What the task requires
Write out, word for word, every line from the one containing "Enumerate this screenshot's" through the last line of the records below, both ends included.

Available data
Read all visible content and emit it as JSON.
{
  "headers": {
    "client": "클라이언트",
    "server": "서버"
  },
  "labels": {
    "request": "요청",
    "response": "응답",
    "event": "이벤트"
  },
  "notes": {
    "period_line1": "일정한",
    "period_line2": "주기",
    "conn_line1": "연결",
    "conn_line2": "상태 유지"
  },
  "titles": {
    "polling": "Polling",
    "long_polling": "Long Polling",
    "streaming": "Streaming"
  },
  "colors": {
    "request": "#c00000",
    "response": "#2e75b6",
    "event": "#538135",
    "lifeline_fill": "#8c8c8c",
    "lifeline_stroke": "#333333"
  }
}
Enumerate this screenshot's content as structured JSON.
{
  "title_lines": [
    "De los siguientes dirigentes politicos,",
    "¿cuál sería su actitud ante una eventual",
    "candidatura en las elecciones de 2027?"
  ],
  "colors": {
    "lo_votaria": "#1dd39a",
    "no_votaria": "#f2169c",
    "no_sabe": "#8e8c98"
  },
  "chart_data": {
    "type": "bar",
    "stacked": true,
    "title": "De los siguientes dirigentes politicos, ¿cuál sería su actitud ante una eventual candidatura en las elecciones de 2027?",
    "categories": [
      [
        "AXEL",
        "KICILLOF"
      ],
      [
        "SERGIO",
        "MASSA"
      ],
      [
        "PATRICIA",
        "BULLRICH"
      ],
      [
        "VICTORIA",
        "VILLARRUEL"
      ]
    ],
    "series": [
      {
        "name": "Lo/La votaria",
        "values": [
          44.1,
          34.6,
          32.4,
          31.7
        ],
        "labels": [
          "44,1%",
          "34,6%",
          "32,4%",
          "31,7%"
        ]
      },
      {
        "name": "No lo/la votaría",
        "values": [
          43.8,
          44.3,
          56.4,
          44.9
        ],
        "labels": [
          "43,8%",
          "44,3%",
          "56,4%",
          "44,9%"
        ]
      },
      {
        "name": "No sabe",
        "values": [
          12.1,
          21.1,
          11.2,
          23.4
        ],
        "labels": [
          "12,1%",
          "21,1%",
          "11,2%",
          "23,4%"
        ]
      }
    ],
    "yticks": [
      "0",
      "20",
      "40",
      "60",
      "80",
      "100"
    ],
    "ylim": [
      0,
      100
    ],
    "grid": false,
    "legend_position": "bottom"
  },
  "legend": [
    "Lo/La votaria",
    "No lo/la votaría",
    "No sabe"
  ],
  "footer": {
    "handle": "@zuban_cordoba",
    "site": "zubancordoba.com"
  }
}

Solution to this task
Enumerate this screenshot's content as structured JSON.
{
  "title_lines": [
    "De los siguientes dirigentes politicos,",
    "¿cuál sería su actitud ante una eventual",
    "candidatura en las elecciones de 2027?"
  ],
  "colors": {
    "lo_votaria": "#1dd39a",
    "no_votaria": "#f2169c",
    "no_sabe": "#8e8c98"
  },
  "chart_data": {
    "type": "bar",
    "stacked": true,
    "title": "De los siguientes dirigentes politicos, ¿cuál sería su actitud ante una eventual candidatura en las elecciones de 2027?",
    "categories": [
      [
        "AXEL",
        "KICILLOF"
      ],
      [
        "SERGIO",
        "MASSA"
      ],
      [
        "PATRICIA",
        "BULLRICH"
      ],
      [
        "VICTORIA",
        "VILLARRUEL"
      ]
    ],
    "series": [
      {
        "name": "Lo/La votaria",
        "values": [
          44.1,
          34.6,
          32.4,
          31.7
        ],
        "labels": [
          "44,1%",
          "34,6%",
          "32,4%",
          "31,7%"
        ]
      },
      {
        "name": "No lo/la votaría",
        "values": [
          43.8,
          44.3,
          56.4,
          44.9
        ],
        "labels": [
          "43,8%",
          "44,3%",
          "56,4%",
          "44,9%"
        ]
      },
      {
        "name": "No sabe",
        "values": [
          12.1,
          21.1,
          11.2,
          23.4
        ],
        "labels": [
          "12,1%",
          "21,1%",
          "11,2%",
          "23,4%"
        ]
      }
    ],
    "yticks": [
      "0",
      "20",
      "40",
      "60",
      "80",
      "100"
    ],
    "ylim": [
      0,
      100
    ],
    "grid": false,
    "legend_position": "bottom"
  },
  "legend": [
    "Lo/La votaria",
    "No lo/la votaría",
    "No sabe"
  ],
  "footer": {
    "handle": "@zuban_cordoba",
    "site": "zubancordoba.com"
  }
}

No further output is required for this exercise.